→ **DESCRIPTION OF THE TASK**
Render the records from their first line through the line containing "combo-dropdown-button[interactable] [452,45,469,61]", both included, as a Markdown table with columns Row and Text. Number each line in order and omit blank lines.

→ **RECORDS FOR PROCESSING**
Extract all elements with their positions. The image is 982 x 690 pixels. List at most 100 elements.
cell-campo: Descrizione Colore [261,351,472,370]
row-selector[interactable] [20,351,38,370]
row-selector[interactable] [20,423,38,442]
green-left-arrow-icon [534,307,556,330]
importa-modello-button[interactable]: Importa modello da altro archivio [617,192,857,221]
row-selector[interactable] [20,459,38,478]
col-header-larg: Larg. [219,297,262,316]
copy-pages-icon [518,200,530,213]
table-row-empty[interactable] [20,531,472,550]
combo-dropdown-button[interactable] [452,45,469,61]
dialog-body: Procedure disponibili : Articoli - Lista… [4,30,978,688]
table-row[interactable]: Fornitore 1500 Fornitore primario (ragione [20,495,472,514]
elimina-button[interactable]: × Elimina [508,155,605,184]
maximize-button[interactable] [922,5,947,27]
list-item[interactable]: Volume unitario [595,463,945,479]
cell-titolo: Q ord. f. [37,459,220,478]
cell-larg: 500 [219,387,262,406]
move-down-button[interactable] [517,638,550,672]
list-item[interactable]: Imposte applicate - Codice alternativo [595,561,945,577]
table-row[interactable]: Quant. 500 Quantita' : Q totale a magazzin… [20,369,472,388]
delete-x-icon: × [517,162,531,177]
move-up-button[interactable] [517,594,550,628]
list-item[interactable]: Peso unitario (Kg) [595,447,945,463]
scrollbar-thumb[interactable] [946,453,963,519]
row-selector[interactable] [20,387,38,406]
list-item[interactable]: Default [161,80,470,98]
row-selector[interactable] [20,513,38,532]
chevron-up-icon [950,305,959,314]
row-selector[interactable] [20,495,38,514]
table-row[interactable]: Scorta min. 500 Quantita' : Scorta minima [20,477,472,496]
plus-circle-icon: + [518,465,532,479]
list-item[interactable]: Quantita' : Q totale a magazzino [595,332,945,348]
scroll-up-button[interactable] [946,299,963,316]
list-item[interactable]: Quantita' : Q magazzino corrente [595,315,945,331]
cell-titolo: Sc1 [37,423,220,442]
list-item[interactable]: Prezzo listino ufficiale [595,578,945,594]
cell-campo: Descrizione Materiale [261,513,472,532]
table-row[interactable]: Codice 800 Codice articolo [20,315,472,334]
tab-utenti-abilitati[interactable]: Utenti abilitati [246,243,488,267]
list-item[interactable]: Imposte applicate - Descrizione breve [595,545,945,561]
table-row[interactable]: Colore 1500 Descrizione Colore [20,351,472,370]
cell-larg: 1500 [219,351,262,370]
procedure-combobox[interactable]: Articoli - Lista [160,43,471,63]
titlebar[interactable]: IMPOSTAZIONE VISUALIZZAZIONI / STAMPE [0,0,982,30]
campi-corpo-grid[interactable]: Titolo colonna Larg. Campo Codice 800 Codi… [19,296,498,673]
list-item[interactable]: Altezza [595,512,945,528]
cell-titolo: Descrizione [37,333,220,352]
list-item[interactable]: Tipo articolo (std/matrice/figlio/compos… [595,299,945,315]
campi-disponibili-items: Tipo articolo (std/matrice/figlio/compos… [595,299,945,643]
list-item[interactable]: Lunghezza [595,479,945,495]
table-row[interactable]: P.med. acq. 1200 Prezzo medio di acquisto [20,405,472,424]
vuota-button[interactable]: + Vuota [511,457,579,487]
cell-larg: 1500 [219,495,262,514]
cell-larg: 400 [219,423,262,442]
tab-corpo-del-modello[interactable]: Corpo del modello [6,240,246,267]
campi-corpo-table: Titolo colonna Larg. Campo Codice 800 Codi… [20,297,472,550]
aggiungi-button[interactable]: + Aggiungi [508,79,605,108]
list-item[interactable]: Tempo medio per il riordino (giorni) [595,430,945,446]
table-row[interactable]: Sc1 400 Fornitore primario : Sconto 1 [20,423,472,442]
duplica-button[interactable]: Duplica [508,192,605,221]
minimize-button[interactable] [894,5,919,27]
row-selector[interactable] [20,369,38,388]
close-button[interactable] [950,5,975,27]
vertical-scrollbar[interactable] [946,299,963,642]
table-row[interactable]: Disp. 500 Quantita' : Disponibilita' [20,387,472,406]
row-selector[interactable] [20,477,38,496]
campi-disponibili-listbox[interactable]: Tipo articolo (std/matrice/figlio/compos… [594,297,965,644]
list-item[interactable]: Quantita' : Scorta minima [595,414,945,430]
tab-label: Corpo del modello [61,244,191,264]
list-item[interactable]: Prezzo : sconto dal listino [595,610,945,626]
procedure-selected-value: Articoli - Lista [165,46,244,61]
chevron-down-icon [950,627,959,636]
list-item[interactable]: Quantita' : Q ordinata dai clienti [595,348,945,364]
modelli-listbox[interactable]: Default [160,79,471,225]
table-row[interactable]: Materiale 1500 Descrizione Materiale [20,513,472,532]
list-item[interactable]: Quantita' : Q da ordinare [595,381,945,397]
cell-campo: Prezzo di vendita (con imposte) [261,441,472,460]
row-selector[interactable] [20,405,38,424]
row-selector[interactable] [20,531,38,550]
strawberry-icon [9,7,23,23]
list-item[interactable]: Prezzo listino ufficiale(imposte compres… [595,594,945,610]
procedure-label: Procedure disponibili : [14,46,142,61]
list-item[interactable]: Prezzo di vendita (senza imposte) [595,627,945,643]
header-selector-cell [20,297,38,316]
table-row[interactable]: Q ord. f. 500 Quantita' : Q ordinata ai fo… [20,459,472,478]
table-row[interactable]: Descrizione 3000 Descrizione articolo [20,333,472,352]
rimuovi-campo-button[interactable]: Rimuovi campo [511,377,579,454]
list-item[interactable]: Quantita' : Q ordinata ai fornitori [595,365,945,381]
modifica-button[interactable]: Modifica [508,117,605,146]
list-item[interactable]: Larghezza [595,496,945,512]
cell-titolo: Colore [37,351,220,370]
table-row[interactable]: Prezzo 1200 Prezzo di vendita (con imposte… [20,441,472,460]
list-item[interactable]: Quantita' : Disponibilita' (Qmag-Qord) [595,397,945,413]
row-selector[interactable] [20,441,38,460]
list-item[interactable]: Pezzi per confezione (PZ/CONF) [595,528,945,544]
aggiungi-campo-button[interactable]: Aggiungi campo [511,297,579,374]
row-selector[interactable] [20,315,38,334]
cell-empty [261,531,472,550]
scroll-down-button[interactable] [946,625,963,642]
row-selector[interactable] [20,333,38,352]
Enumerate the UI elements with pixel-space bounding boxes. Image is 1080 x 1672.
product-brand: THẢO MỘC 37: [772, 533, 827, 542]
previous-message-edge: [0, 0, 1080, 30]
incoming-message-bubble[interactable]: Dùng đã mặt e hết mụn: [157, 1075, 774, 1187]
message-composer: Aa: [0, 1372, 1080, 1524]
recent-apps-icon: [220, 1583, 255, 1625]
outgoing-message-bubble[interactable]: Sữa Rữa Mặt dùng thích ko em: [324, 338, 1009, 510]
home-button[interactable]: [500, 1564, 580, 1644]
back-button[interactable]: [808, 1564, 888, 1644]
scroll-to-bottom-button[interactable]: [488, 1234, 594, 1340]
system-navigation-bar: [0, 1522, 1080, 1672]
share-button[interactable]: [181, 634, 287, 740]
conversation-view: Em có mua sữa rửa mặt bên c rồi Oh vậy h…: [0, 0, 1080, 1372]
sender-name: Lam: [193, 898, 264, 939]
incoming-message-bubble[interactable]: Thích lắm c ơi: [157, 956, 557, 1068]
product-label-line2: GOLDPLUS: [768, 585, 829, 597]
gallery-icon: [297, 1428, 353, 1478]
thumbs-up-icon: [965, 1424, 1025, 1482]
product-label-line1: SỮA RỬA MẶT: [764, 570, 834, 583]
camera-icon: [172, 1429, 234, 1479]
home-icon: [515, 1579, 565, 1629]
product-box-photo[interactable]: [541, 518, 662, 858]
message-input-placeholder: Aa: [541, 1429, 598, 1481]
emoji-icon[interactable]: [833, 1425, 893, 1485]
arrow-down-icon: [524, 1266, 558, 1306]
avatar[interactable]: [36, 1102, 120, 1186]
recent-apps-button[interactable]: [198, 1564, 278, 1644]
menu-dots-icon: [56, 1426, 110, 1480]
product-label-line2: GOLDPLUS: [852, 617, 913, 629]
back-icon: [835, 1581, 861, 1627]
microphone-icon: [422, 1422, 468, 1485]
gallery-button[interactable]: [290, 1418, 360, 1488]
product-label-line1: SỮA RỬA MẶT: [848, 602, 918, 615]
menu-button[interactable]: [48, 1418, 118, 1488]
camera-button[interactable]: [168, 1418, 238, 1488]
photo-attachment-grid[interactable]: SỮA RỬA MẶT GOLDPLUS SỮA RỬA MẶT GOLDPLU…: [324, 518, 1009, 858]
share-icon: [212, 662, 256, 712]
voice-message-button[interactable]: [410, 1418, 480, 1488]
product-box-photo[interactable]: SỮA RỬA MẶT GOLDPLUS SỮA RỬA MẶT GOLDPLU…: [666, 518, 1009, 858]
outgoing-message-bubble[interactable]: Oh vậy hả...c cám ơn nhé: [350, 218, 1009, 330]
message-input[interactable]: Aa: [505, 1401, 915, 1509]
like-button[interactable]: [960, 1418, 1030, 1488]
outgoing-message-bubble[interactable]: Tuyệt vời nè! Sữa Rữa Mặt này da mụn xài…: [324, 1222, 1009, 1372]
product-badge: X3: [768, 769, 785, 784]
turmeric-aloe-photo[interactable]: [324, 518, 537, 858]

→ **WRITTEN SOLUTION**
| Row | Text |
|---|---|
| 1 | Extract all elements with their positions. The image is 982 x 690 pixels. List at most 100 elements. |
| 2 | cell-campo: Descrizione Colore [261,351,472,370] |
| 3 | row-selector[interactable] [20,351,38,370] |
| 4 | row-selector[interactable] [20,423,38,442] |
| 5 | green-left-arrow-icon [534,307,556,330] |
| 6 | importa-modello-button[interactable]: Importa modello da altro archivio [617,192,857,221] |
| 7 | row-selector[interactable] [20,459,38,478] |
| 8 | col-header-larg: Larg. [219,297,262,316] |
| 9 | copy-pages-icon [518,200,530,213] |
| 10 | table-row-empty[interactable] [20,531,472,550] |
| 11 | combo-dropdown-button[interactable] [452,45,469,61] |